• [Work required]: Leaving out the pictures, transcribe all of the records faithfully.

┏━━

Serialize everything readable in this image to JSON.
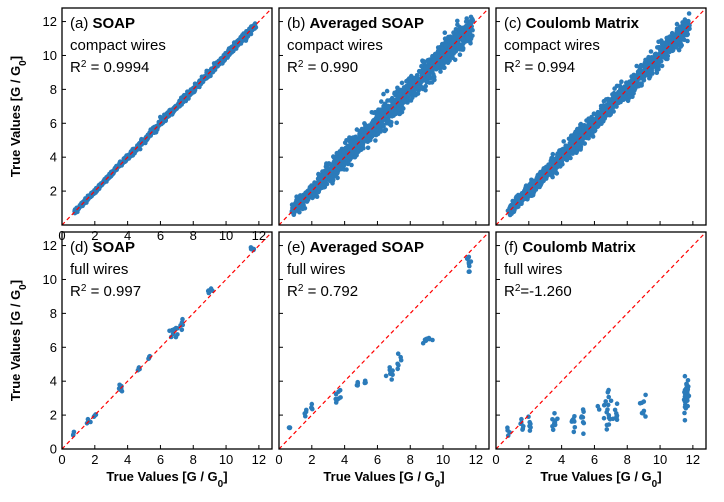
{
  "figure": {
    "xlabel": "True Values [G / G0]",
    "ylabel": "True Values [G / G0]",
    "point_color": "#2b7bba",
    "diagonal_color": "#ff0000"
  },
  "chart_data": [
    {
      "type": "scatter",
      "panel_letter": "(a)",
      "method": "SOAP",
      "dataset": "compact wires",
      "r2_label": "R² = 0.9994",
      "xlabel": "",
      "ylabel": "True Values [G / G0]",
      "xlim": [
        0,
        12.8
      ],
      "ylim": [
        0,
        12.8
      ],
      "xticks": [
        0,
        2,
        4,
        6,
        8,
        10,
        12
      ],
      "yticks": [
        2,
        4,
        6,
        8,
        10,
        12
      ],
      "diagonal": true,
      "spread": 0.07,
      "n_points": 900,
      "x_range": [
        0.8,
        11.8
      ]
    },
    {
      "type": "scatter",
      "panel_letter": "(b)",
      "method": "Averaged SOAP",
      "dataset": "compact wires",
      "r2_label": "R² = 0.990",
      "xlabel": "",
      "ylabel": "",
      "xlim": [
        0,
        12.8
      ],
      "ylim": [
        0,
        12.8
      ],
      "diagonal": true,
      "spread": 0.28,
      "n_points": 1400,
      "x_range": [
        0.8,
        11.8
      ]
    },
    {
      "type": "scatter",
      "panel_letter": "(c)",
      "method": "Coulomb Matrix",
      "dataset": "compact wires",
      "r2_label": "R² = 0.994",
      "xlabel": "",
      "ylabel": "",
      "xlim": [
        0,
        12.8
      ],
      "ylim": [
        0,
        12.8
      ],
      "diagonal": true,
      "spread": 0.22,
      "n_points": 1400,
      "x_range": [
        0.8,
        11.8
      ]
    },
    {
      "type": "scatter",
      "panel_letter": "(d)",
      "method": "SOAP",
      "dataset": "full wires",
      "r2_label": "R² = 0.997",
      "xlabel": "True Values [G / G0]",
      "ylabel": "True Values [G / G0]",
      "xlim": [
        0,
        12.8
      ],
      "ylim": [
        0,
        12.8
      ],
      "xticks": [
        0,
        2,
        4,
        6,
        8,
        10,
        12
      ],
      "yticks": [
        0,
        2,
        4,
        6,
        8,
        10,
        12
      ],
      "diagonal": true,
      "clusters": [
        {
          "x": 0.7,
          "y": 0.9,
          "sx": 0.05,
          "sy": 0.08,
          "n": 3
        },
        {
          "x": 1.6,
          "y": 1.6,
          "sx": 0.05,
          "sy": 0.1,
          "n": 4
        },
        {
          "x": 2.0,
          "y": 2.0,
          "sx": 0.05,
          "sy": 0.1,
          "n": 5
        },
        {
          "x": 3.6,
          "y": 3.6,
          "sx": 0.08,
          "sy": 0.1,
          "n": 8
        },
        {
          "x": 4.7,
          "y": 4.7,
          "sx": 0.05,
          "sy": 0.08,
          "n": 4
        },
        {
          "x": 5.3,
          "y": 5.4,
          "sx": 0.05,
          "sy": 0.08,
          "n": 4
        },
        {
          "x": 6.8,
          "y": 7.0,
          "sx": 0.15,
          "sy": 0.2,
          "n": 10
        },
        {
          "x": 7.3,
          "y": 7.4,
          "sx": 0.1,
          "sy": 0.15,
          "n": 6
        },
        {
          "x": 9.0,
          "y": 9.3,
          "sx": 0.08,
          "sy": 0.1,
          "n": 6
        },
        {
          "x": 11.6,
          "y": 11.8,
          "sx": 0.08,
          "sy": 0.05,
          "n": 8
        }
      ]
    },
    {
      "type": "scatter",
      "panel_letter": "(e)",
      "method": "Averaged SOAP",
      "dataset": "full wires",
      "r2_label": "R² = 0.792",
      "xlabel": "True Values [G / G0]",
      "ylabel": "",
      "xlim": [
        0,
        12.8
      ],
      "ylim": [
        0,
        12.8
      ],
      "xticks": [
        0,
        2,
        4,
        6,
        8,
        10,
        12
      ],
      "diagonal": true,
      "clusters": [
        {
          "x": 0.7,
          "y": 1.2,
          "sx": 0.05,
          "sy": 0.08,
          "n": 3
        },
        {
          "x": 1.6,
          "y": 2.1,
          "sx": 0.05,
          "sy": 0.1,
          "n": 4
        },
        {
          "x": 2.0,
          "y": 2.4,
          "sx": 0.05,
          "sy": 0.1,
          "n": 4
        },
        {
          "x": 3.6,
          "y": 3.1,
          "sx": 0.1,
          "sy": 0.2,
          "n": 8
        },
        {
          "x": 4.7,
          "y": 3.8,
          "sx": 0.06,
          "sy": 0.08,
          "n": 4
        },
        {
          "x": 5.3,
          "y": 4.0,
          "sx": 0.06,
          "sy": 0.1,
          "n": 4
        },
        {
          "x": 6.8,
          "y": 4.4,
          "sx": 0.12,
          "sy": 0.2,
          "n": 10
        },
        {
          "x": 7.3,
          "y": 5.0,
          "sx": 0.1,
          "sy": 0.3,
          "n": 6
        },
        {
          "x": 9.0,
          "y": 6.4,
          "sx": 0.1,
          "sy": 0.08,
          "n": 8
        },
        {
          "x": 11.6,
          "y": 11.0,
          "sx": 0.05,
          "sy": 0.35,
          "n": 10
        }
      ]
    },
    {
      "type": "scatter",
      "panel_letter": "(f)",
      "method": "Coulomb Matrix",
      "dataset": "full wires",
      "r2_label": "R²=-1.260",
      "xlabel": "True Values [G / G0]",
      "ylabel": "",
      "xlim": [
        0,
        12.8
      ],
      "ylim": [
        0,
        12.8
      ],
      "xticks": [
        0,
        2,
        4,
        6,
        8,
        10,
        12
      ],
      "diagonal": true,
      "clusters": [
        {
          "x": 0.7,
          "y": 1.1,
          "sx": 0.06,
          "sy": 0.15,
          "n": 4
        },
        {
          "x": 1.6,
          "y": 1.6,
          "sx": 0.06,
          "sy": 0.25,
          "n": 6
        },
        {
          "x": 2.0,
          "y": 1.5,
          "sx": 0.06,
          "sy": 0.3,
          "n": 6
        },
        {
          "x": 3.6,
          "y": 1.4,
          "sx": 0.12,
          "sy": 0.25,
          "n": 10
        },
        {
          "x": 4.7,
          "y": 1.6,
          "sx": 0.08,
          "sy": 0.4,
          "n": 8
        },
        {
          "x": 5.3,
          "y": 1.8,
          "sx": 0.08,
          "sy": 0.45,
          "n": 8
        },
        {
          "x": 6.8,
          "y": 2.1,
          "sx": 0.2,
          "sy": 0.55,
          "n": 18
        },
        {
          "x": 7.3,
          "y": 1.9,
          "sx": 0.1,
          "sy": 0.45,
          "n": 8
        },
        {
          "x": 9.0,
          "y": 2.2,
          "sx": 0.1,
          "sy": 0.3,
          "n": 8
        },
        {
          "x": 11.6,
          "y": 3.1,
          "sx": 0.1,
          "sy": 0.7,
          "n": 30
        }
      ]
    }
  ]
}
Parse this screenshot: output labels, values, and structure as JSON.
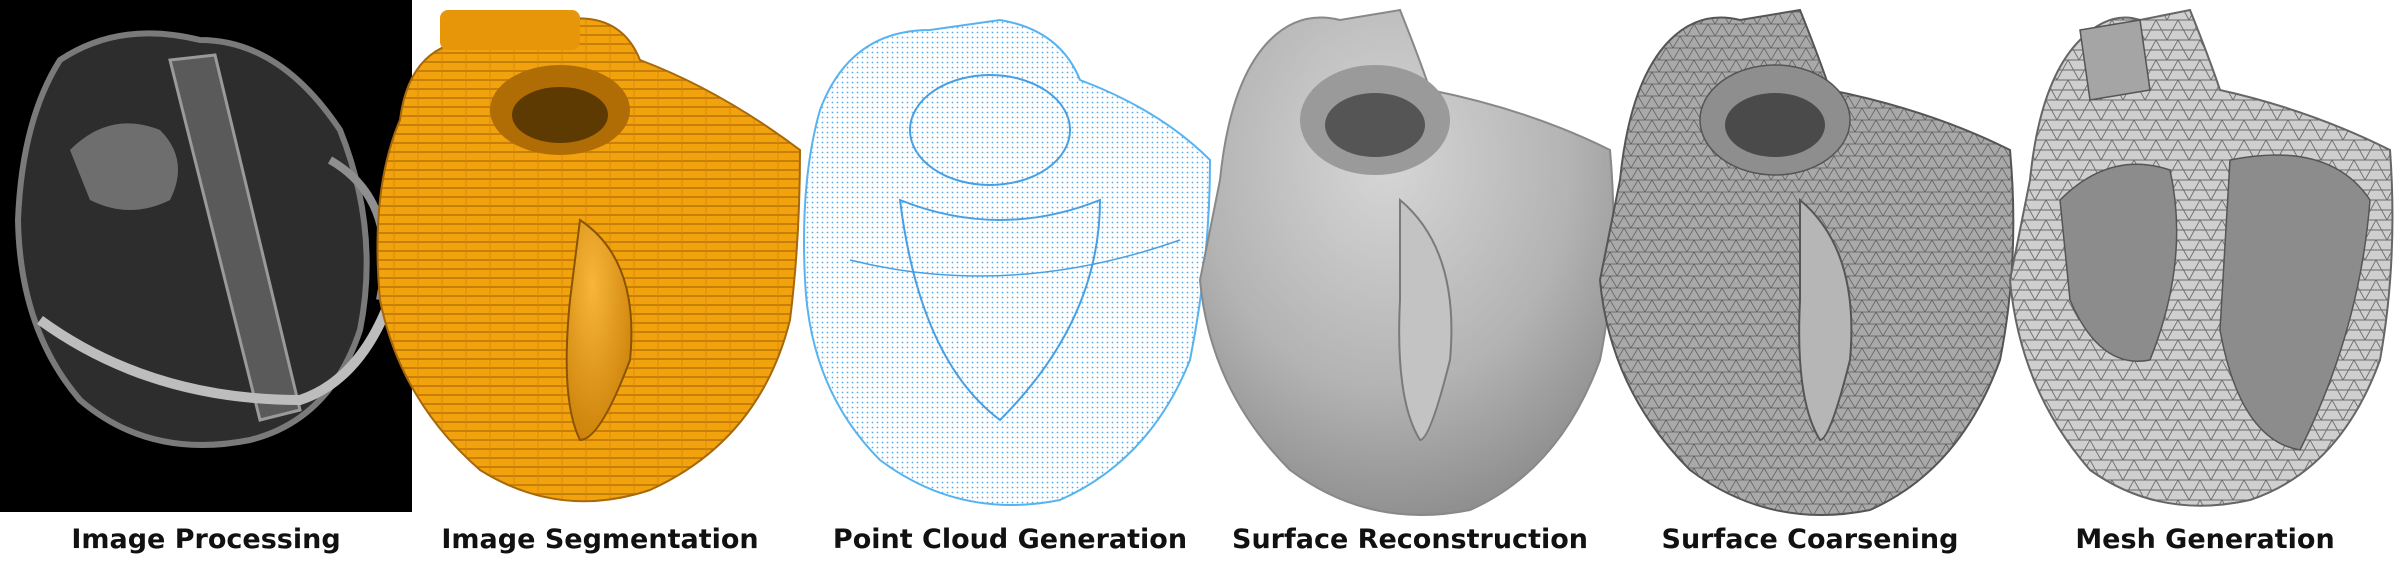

┗━━

• [Output for this task]:
Serialize everything readable in this image to JSON.
{
  "figure": {
    "xlabel": "True Values [G / G0]",
    "ylabel": "True Values [G / G0]",
    "point_color": "#2b7bba",
    "diagonal_color": "#ff0000"
  },
  "chart_data": [
    {
      "type": "scatter",
      "panel_letter": "(a)",
      "method": "SOAP",
      "dataset": "compact wires",
      "r2_label": "R² = 0.9994",
      "xlabel": "",
      "ylabel": "True Values [G / G0]",
      "xlim": [
        0,
        12.8
      ],
      "ylim": [
        0,
        12.8
      ],
      "xticks": [
        0,
        2,
        4,
        6,
        8,
        10,
        12
      ],
      "yticks": [
        2,
        4,
        6,
        8,
        10,
        12
      ],
      "diagonal": true,
      "spread": 0.07,
      "n_points": 900,
      "x_range": [
        0.8,
        11.8
      ]
    },
    {
      "type": "scatter",
      "panel_letter": "(b)",
      "method": "Averaged SOAP",
      "dataset": "compact wires",
      "r2_label": "R² = 0.990",
      "xlabel": "",
      "ylabel": "",
      "xlim": [
        0,
        12.8
      ],
      "ylim": [
        0,
        12.8
      ],
      "diagonal": true,
      "spread": 0.28,
      "n_points": 1400,
      "x_range": [
        0.8,
        11.8
      ]
    },
    {
      "type": "scatter",
      "panel_letter": "(c)",
      "method": "Coulomb Matrix",
      "dataset": "compact wires",
      "r2_label": "R² = 0.994",
      "xlabel": "",
      "ylabel": "",
      "xlim": [
        0,
        12.8
      ],
      "ylim": [
        0,
        12.8
      ],
      "diagonal": true,
      "spread": 0.22,
      "n_points": 1400,
      "x_range": [
        0.8,
        11.8
      ]
    },
    {
      "type": "scatter",
      "panel_letter": "(d)",
      "method": "SOAP",
      "dataset": "full wires",
      "r2_label": "R² = 0.997",
      "xlabel": "True Values [G / G0]",
      "ylabel": "True Values [G / G0]",
      "xlim": [
        0,
        12.8
      ],
      "ylim": [
        0,
        12.8
      ],
      "xticks": [
        0,
        2,
        4,
        6,
        8,
        10,
        12
      ],
      "yticks": [
        0,
        2,
        4,
        6,
        8,
        10,
        12
      ],
      "diagonal": true,
      "clusters": [
        {
          "x": 0.7,
          "y": 0.9,
          "sx": 0.05,
          "sy": 0.08,
          "n": 3
        },
        {
          "x": 1.6,
          "y": 1.6,
          "sx": 0.05,
          "sy": 0.1,
          "n": 4
        },
        {
          "x": 2.0,
          "y": 2.0,
          "sx": 0.05,
          "sy": 0.1,
          "n": 5
        },
        {
          "x": 3.6,
          "y": 3.6,
          "sx": 0.08,
          "sy": 0.1,
          "n": 8
        },
        {
          "x": 4.7,
          "y": 4.7,
          "sx": 0.05,
          "sy": 0.08,
          "n": 4
        },
        {
          "x": 5.3,
          "y": 5.4,
          "sx": 0.05,
          "sy": 0.08,
          "n": 4
        },
        {
          "x": 6.8,
          "y": 7.0,
          "sx": 0.15,
          "sy": 0.2,
          "n": 10
        },
        {
          "x": 7.3,
          "y": 7.4,
          "sx": 0.1,
          "sy": 0.15,
          "n": 6
        },
        {
          "x": 9.0,
          "y": 9.3,
          "sx": 0.08,
          "sy": 0.1,
          "n": 6
        },
        {
          "x": 11.6,
          "y": 11.8,
          "sx": 0.08,
          "sy": 0.05,
          "n": 8
        }
      ]
    },
    {
      "type": "scatter",
      "panel_letter": "(e)",
      "method": "Averaged SOAP",
      "dataset": "full wires",
      "r2_label": "R² = 0.792",
      "xlabel": "True Values [G / G0]",
      "ylabel": "",
      "xlim": [
        0,
        12.8
      ],
      "ylim": [
        0,
        12.8
      ],
      "xticks": [
        0,
        2,
        4,
        6,
        8,
        10,
        12
      ],
      "diagonal": true,
      "clusters": [
        {
          "x": 0.7,
          "y": 1.2,
          "sx": 0.05,
          "sy": 0.08,
          "n": 3
        },
        {
          "x": 1.6,
          "y": 2.1,
          "sx": 0.05,
          "sy": 0.1,
          "n": 4
        },
        {
          "x": 2.0,
          "y": 2.4,
          "sx": 0.05,
          "sy": 0.1,
          "n": 4
        },
        {
          "x": 3.6,
          "y": 3.1,
          "sx": 0.1,
          "sy": 0.2,
          "n": 8
        },
        {
          "x": 4.7,
          "y": 3.8,
          "sx": 0.06,
          "sy": 0.08,
          "n": 4
        },
        {
          "x": 5.3,
          "y": 4.0,
          "sx": 0.06,
          "sy": 0.1,
          "n": 4
        },
        {
          "x": 6.8,
          "y": 4.4,
          "sx": 0.12,
          "sy": 0.2,
          "n": 10
        },
        {
          "x": 7.3,
          "y": 5.0,
          "sx": 0.1,
          "sy": 0.3,
          "n": 6
        },
        {
          "x": 9.0,
          "y": 6.4,
          "sx": 0.1,
          "sy": 0.08,
          "n": 8
        },
        {
          "x": 11.6,
          "y": 11.0,
          "sx": 0.05,
          "sy": 0.35,
          "n": 10
        }
      ]
    },
    {
      "type": "scatter",
      "panel_letter": "(f)",
      "method": "Coulomb Matrix",
      "dataset": "full wires",
      "r2_label": "R²=-1.260",
      "xlabel": "True Values [G / G0]",
      "ylabel": "",
      "xlim": [
        0,
        12.8
      ],
      "ylim": [
        0,
        12.8
      ],
      "xticks": [
        0,
        2,
        4,
        6,
        8,
        10,
        12
      ],
      "diagonal": true,
      "clusters": [
        {
          "x": 0.7,
          "y": 1.1,
          "sx": 0.06,
          "sy": 0.15,
          "n": 4
        },
        {
          "x": 1.6,
          "y": 1.6,
          "sx": 0.06,
          "sy": 0.25,
          "n": 6
        },
        {
          "x": 2.0,
          "y": 1.5,
          "sx": 0.06,
          "sy": 0.3,
          "n": 6
        },
        {
          "x": 3.6,
          "y": 1.4,
          "sx": 0.12,
          "sy": 0.25,
          "n": 10
        },
        {
          "x": 4.7,
          "y": 1.6,
          "sx": 0.08,
          "sy": 0.4,
          "n": 8
        },
        {
          "x": 5.3,
          "y": 1.8,
          "sx": 0.08,
          "sy": 0.45,
          "n": 8
        },
        {
          "x": 6.8,
          "y": 2.1,
          "sx": 0.2,
          "sy": 0.55,
          "n": 18
        },
        {
          "x": 7.3,
          "y": 1.9,
          "sx": 0.1,
          "sy": 0.45,
          "n": 8
        },
        {
          "x": 9.0,
          "y": 2.2,
          "sx": 0.1,
          "sy": 0.3,
          "n": 8
        },
        {
          "x": 11.6,
          "y": 3.1,
          "sx": 0.1,
          "sy": 0.7,
          "n": 30
        }
      ]
    }
  ]
}
Parse this screenshot: output labels, values, and structure as JSON.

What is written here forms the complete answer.